EXERCISE GOAL: Take from the listing each line that has the string "true".

RECORD EXCERPTS:
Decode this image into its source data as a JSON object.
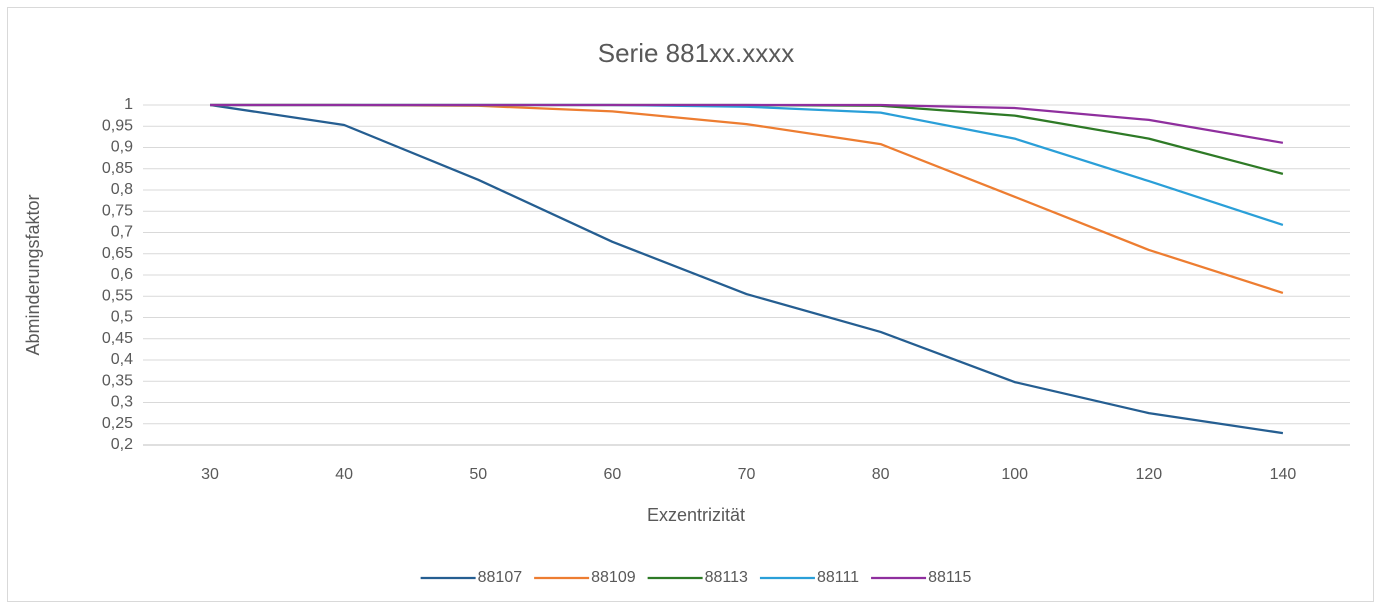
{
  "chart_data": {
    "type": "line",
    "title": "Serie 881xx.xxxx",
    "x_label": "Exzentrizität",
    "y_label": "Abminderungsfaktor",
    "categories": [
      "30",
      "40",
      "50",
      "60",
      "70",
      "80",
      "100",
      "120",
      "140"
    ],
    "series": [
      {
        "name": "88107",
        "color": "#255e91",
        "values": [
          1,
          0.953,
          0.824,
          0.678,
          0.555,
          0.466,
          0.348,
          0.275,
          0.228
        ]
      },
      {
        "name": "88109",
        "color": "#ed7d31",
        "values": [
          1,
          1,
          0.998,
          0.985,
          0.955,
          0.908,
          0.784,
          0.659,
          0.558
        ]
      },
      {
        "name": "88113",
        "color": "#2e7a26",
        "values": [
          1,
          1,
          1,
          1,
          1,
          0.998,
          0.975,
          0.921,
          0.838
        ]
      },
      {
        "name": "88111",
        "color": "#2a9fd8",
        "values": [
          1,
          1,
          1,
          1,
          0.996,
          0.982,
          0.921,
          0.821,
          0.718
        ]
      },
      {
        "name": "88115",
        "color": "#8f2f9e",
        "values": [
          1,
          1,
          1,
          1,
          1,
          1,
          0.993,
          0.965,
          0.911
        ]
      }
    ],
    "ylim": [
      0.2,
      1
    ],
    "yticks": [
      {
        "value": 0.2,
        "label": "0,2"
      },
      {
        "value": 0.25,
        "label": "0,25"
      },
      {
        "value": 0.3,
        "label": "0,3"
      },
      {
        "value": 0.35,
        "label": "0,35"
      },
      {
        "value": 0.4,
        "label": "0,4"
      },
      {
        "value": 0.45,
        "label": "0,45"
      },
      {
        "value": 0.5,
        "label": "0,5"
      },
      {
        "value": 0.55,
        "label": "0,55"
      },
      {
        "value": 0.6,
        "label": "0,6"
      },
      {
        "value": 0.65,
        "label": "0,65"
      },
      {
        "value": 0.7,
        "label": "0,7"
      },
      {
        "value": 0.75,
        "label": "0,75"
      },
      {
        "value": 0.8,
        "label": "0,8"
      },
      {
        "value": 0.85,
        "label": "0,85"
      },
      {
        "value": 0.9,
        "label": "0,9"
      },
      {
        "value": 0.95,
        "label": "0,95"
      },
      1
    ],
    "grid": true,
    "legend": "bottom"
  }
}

---

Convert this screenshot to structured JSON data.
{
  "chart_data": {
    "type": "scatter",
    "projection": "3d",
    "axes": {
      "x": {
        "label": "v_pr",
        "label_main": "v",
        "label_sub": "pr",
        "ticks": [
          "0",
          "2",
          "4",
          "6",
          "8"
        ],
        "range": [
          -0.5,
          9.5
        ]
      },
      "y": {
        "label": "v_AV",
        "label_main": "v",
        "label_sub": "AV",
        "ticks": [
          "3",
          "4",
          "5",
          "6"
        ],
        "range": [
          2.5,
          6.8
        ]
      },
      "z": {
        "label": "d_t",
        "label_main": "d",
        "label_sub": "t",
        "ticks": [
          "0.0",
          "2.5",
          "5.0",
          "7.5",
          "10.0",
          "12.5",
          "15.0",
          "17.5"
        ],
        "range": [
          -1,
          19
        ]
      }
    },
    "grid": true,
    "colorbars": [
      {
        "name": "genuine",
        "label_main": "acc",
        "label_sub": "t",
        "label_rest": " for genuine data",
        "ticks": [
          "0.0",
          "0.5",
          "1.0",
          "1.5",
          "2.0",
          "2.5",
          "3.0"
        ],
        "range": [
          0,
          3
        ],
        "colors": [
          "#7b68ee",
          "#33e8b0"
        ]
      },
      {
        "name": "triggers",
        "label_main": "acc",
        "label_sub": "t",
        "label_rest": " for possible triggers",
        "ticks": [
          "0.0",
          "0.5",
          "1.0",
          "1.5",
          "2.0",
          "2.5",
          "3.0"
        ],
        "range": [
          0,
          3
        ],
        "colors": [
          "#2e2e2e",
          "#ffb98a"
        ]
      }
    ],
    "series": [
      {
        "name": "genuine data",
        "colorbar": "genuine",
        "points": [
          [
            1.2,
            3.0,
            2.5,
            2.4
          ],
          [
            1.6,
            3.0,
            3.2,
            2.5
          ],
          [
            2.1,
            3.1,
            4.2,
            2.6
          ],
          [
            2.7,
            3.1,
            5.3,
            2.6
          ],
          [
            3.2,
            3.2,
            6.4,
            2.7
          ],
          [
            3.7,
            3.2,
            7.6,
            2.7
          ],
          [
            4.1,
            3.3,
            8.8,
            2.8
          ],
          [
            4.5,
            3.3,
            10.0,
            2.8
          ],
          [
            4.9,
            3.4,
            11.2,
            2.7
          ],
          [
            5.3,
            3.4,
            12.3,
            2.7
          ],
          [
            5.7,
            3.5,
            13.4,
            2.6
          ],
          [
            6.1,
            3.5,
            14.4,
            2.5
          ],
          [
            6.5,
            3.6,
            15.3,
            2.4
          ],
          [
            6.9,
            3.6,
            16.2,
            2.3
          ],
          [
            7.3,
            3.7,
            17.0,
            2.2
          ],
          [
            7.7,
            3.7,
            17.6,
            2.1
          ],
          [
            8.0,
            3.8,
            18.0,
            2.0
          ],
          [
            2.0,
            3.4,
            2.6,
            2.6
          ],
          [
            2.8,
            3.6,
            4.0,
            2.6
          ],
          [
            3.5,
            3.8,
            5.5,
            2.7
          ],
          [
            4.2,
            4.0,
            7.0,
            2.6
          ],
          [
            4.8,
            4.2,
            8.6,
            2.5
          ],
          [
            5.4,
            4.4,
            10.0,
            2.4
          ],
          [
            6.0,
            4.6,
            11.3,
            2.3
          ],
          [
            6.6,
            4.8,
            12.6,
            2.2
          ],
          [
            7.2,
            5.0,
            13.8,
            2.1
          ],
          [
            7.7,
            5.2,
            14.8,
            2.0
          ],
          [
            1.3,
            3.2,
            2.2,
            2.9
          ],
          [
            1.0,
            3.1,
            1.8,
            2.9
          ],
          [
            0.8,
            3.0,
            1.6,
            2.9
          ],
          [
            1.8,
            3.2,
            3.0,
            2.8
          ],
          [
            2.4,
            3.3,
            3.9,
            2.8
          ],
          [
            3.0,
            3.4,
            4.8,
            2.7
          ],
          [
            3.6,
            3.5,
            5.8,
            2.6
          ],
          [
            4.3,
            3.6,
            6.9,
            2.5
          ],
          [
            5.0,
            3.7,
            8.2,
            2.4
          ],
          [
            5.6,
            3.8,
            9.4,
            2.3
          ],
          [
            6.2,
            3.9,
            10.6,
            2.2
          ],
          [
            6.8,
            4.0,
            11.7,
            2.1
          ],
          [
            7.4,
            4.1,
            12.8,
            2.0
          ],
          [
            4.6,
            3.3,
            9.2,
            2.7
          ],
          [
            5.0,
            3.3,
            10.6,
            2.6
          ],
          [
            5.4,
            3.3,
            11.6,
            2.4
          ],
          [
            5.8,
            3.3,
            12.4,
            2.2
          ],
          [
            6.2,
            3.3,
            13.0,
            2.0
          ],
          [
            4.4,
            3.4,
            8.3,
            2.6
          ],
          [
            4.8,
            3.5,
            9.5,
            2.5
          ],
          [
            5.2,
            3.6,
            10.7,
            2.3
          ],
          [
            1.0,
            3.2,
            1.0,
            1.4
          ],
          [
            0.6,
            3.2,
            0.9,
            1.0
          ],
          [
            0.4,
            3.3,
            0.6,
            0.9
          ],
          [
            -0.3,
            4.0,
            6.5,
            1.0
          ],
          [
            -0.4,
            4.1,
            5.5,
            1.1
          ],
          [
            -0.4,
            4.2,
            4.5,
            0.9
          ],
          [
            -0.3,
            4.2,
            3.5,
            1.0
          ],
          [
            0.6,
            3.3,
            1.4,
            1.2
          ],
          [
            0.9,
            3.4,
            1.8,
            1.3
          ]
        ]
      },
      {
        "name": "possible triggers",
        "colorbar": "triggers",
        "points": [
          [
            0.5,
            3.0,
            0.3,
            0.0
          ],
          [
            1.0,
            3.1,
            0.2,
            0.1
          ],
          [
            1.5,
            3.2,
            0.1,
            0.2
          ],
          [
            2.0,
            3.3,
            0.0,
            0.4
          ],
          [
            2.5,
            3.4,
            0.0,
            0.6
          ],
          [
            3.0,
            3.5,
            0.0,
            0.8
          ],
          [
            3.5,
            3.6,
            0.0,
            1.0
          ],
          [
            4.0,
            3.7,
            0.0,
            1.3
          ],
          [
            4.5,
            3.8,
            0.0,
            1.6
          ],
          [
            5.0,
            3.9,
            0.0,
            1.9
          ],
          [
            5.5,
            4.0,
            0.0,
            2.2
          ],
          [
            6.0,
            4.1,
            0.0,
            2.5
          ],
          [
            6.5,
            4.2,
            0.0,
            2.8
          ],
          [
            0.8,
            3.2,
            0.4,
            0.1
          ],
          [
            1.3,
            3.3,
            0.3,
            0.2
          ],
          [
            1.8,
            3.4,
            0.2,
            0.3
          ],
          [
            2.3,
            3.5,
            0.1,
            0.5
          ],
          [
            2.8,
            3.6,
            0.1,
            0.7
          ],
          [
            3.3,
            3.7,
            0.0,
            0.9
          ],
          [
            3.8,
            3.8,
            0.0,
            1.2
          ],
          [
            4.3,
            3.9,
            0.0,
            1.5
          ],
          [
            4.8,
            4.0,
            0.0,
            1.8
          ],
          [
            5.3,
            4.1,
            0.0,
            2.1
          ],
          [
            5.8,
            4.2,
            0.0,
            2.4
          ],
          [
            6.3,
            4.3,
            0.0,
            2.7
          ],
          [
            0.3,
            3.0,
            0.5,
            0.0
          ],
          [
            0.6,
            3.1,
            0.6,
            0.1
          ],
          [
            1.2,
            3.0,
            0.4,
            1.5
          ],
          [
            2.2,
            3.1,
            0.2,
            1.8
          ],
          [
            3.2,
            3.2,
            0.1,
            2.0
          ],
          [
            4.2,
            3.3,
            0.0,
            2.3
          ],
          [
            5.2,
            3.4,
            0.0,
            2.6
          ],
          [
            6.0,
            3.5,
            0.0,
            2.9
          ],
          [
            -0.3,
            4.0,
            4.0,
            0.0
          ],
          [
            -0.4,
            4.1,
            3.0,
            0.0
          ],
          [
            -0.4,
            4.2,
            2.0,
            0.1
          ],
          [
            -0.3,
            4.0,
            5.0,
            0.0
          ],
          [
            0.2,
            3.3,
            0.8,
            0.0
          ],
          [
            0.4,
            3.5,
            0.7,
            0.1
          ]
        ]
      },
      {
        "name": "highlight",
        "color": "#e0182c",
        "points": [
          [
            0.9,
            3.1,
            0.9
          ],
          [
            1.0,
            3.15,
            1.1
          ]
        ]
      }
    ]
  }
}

...

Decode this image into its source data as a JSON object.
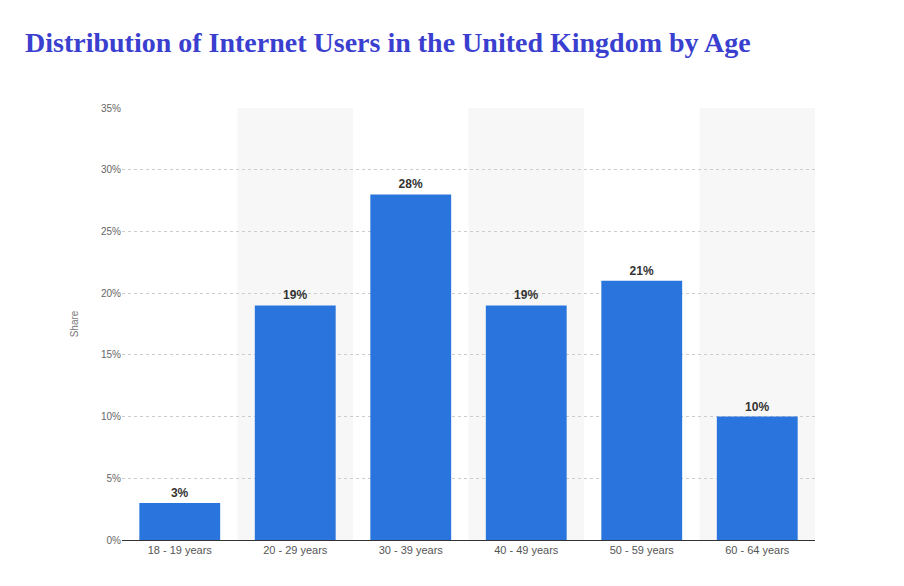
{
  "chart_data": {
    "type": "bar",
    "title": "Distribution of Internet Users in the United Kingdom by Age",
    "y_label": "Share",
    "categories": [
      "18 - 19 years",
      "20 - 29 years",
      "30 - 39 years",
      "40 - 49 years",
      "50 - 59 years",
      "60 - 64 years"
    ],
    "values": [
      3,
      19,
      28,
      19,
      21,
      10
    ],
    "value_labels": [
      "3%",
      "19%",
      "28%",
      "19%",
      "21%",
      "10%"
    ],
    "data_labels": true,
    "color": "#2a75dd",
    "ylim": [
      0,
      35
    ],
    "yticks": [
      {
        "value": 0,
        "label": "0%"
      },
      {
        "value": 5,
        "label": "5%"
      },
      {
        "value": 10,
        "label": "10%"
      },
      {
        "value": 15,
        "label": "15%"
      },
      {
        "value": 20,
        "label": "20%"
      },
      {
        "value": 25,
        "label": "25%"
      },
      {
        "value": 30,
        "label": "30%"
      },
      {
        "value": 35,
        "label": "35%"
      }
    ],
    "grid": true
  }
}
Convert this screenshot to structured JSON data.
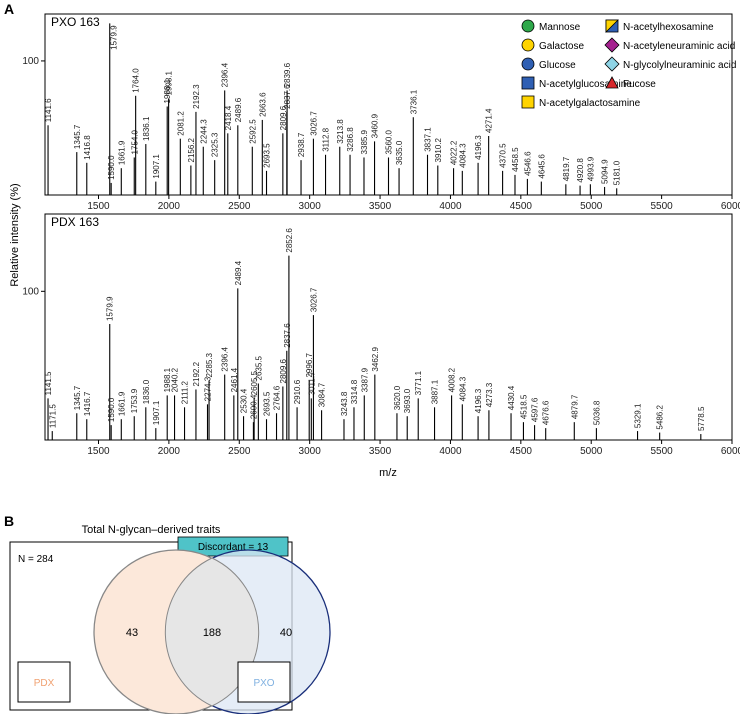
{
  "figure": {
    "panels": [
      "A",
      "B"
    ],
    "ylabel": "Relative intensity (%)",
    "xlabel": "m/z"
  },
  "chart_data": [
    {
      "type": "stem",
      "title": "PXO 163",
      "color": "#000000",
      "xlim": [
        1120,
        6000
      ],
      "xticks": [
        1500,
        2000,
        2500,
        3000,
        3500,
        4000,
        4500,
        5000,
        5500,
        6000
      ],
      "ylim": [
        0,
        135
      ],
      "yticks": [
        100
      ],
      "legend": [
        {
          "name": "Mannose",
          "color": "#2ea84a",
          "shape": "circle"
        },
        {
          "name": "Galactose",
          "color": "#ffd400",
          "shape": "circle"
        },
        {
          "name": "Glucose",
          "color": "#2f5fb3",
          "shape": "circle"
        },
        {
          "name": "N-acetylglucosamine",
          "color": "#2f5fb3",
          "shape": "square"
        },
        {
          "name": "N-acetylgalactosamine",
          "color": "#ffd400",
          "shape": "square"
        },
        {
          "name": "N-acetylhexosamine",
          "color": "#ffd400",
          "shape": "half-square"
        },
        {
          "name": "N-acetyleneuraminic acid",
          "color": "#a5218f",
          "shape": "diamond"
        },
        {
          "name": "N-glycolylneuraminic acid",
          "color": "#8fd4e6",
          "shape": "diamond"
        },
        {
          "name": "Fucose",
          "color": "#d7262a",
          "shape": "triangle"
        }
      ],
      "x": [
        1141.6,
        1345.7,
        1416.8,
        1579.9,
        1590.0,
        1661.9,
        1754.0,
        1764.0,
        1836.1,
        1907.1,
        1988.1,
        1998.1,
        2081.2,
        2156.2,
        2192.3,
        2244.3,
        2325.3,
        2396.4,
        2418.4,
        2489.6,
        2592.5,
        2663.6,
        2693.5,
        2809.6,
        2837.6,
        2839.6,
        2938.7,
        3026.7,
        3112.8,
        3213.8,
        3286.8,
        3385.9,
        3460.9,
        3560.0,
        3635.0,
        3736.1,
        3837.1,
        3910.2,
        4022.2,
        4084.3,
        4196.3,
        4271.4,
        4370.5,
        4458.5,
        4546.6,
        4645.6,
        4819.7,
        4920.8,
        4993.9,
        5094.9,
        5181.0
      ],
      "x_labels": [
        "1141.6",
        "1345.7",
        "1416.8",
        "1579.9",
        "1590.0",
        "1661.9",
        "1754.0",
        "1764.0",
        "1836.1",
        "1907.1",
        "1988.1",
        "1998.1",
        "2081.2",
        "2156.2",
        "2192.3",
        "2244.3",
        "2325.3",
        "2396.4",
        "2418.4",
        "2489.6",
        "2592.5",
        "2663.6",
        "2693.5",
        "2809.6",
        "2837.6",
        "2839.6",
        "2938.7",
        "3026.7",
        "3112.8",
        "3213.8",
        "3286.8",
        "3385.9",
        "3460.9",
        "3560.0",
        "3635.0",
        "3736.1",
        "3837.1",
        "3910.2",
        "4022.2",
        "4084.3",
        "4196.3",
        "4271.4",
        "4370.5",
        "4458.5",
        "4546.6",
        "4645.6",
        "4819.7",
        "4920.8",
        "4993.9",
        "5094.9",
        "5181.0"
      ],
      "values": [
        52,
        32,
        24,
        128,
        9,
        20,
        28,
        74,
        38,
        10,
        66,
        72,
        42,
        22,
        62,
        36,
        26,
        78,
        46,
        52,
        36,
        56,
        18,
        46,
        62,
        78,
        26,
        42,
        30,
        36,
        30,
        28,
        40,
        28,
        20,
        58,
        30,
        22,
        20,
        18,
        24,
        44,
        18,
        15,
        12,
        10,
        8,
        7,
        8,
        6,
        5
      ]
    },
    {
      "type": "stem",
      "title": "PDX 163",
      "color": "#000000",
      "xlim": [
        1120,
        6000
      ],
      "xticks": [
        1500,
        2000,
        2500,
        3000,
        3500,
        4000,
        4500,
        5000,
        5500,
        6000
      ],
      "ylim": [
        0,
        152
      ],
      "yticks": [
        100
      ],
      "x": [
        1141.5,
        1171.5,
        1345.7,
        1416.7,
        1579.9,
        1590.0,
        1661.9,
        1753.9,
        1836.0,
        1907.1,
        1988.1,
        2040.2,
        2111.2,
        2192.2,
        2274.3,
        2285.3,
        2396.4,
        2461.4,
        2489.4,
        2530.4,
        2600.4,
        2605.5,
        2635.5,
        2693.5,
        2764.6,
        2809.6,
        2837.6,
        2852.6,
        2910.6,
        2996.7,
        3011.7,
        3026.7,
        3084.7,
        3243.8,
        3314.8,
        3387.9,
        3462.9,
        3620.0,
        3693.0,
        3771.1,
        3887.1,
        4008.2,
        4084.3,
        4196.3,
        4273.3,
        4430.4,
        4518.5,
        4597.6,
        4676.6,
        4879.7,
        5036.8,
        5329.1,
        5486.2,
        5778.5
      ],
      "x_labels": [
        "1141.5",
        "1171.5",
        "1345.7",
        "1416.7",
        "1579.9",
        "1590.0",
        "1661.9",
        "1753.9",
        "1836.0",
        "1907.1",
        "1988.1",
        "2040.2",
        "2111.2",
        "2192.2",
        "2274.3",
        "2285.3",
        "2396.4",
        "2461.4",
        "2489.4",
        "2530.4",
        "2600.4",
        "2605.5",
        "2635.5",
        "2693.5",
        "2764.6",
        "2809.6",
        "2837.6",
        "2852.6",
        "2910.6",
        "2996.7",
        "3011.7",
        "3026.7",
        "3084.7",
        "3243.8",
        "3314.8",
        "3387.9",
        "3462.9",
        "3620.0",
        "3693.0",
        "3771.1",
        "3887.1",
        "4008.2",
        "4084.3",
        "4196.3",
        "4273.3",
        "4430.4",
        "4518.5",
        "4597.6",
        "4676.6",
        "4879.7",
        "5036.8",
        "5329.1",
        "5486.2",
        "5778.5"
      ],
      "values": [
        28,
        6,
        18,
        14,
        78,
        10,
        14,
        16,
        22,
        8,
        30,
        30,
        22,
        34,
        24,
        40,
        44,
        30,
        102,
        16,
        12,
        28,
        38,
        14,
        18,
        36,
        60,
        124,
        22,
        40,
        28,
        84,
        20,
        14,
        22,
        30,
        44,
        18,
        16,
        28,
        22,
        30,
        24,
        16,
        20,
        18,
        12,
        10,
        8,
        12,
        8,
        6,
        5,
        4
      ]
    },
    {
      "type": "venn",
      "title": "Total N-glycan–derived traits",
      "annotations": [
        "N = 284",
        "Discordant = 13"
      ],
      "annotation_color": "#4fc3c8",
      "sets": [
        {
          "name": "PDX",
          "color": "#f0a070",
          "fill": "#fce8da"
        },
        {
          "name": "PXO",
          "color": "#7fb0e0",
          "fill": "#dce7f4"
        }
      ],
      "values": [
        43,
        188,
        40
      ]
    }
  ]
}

TASK SOLUTION:
    "grid": true,
    "grid": true,
    "data_labels": true,
    "grid": true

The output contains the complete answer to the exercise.